__Provided data__.
>> Start

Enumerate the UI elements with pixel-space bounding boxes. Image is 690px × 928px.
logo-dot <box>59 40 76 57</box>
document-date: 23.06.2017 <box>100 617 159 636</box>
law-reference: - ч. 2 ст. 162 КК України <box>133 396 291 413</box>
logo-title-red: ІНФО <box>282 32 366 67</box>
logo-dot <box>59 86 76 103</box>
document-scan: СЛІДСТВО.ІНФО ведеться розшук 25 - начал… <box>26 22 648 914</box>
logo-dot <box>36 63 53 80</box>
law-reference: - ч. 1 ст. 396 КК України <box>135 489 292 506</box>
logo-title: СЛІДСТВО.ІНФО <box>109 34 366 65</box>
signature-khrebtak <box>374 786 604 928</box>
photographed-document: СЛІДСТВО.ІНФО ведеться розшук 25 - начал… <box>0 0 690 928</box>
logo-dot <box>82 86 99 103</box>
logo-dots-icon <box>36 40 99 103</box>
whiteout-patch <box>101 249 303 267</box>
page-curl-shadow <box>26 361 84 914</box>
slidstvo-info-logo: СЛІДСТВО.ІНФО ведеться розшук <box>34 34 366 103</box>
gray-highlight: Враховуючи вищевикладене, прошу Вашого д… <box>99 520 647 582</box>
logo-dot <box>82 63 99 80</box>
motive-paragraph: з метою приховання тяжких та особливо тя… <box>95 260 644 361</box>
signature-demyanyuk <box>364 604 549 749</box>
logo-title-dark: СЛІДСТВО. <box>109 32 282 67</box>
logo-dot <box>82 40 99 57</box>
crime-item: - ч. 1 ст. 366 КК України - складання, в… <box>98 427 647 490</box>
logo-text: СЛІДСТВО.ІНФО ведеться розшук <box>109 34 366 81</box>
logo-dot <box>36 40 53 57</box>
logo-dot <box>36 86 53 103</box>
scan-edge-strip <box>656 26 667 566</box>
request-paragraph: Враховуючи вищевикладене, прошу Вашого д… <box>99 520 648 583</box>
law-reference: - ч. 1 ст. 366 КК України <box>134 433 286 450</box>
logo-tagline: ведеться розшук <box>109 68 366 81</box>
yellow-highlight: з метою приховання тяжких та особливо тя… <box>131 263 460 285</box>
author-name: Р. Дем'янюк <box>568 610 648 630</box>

>> End

__Required task__.
Can you retype all of the records above, character for character, with nothing changed, added, or left out?

__Solution__.
Enumerate the UI elements with pixel-space bounding boxes. Image is 690px × 928px.
logo-dot <box>59 40 76 57</box>
document-date: 23.06.2017 <box>100 617 159 636</box>
law-reference: - ч. 2 ст. 162 КК України <box>133 396 291 413</box>
logo-title-red: ІНФО <box>282 32 366 67</box>
logo-dot <box>59 86 76 103</box>
document-scan: СЛІДСТВО.ІНФО ведеться розшук 25 - начал… <box>26 22 648 914</box>
logo-dot <box>36 63 53 80</box>
law-reference: - ч. 1 ст. 396 КК України <box>135 489 292 506</box>
logo-title: СЛІДСТВО.ІНФО <box>109 34 366 65</box>
signature-khrebtak <box>374 786 604 928</box>
photographed-document: СЛІДСТВО.ІНФО ведеться розшук 25 - начал… <box>0 0 690 928</box>
logo-dot <box>82 86 99 103</box>
logo-dots-icon <box>36 40 99 103</box>
whiteout-patch <box>101 249 303 267</box>
page-curl-shadow <box>26 361 84 914</box>
slidstvo-info-logo: СЛІДСТВО.ІНФО ведеться розшук <box>34 34 366 103</box>
gray-highlight: Враховуючи вищевикладене, прошу Вашого д… <box>99 520 647 582</box>
logo-dot <box>82 63 99 80</box>
motive-paragraph: з метою приховання тяжких та особливо тя… <box>95 260 644 361</box>
signature-demyanyuk <box>364 604 549 749</box>
logo-title-dark: СЛІДСТВО. <box>109 32 282 67</box>
logo-dot <box>82 40 99 57</box>
crime-item: - ч. 1 ст. 366 КК України - складання, в… <box>98 427 647 490</box>
logo-text: СЛІДСТВО.ІНФО ведеться розшук <box>109 34 366 81</box>
logo-dot <box>36 40 53 57</box>
logo-dot <box>36 86 53 103</box>
scan-edge-strip <box>656 26 667 566</box>
request-paragraph: Враховуючи вищевикладене, прошу Вашого д… <box>99 520 648 583</box>
law-reference: - ч. 1 ст. 366 КК України <box>134 433 286 450</box>
logo-tagline: ведеться розшук <box>109 68 366 81</box>
yellow-highlight: з метою приховання тяжких та особливо тя… <box>131 263 460 285</box>
author-name: Р. Дем'янюк <box>568 610 648 630</box>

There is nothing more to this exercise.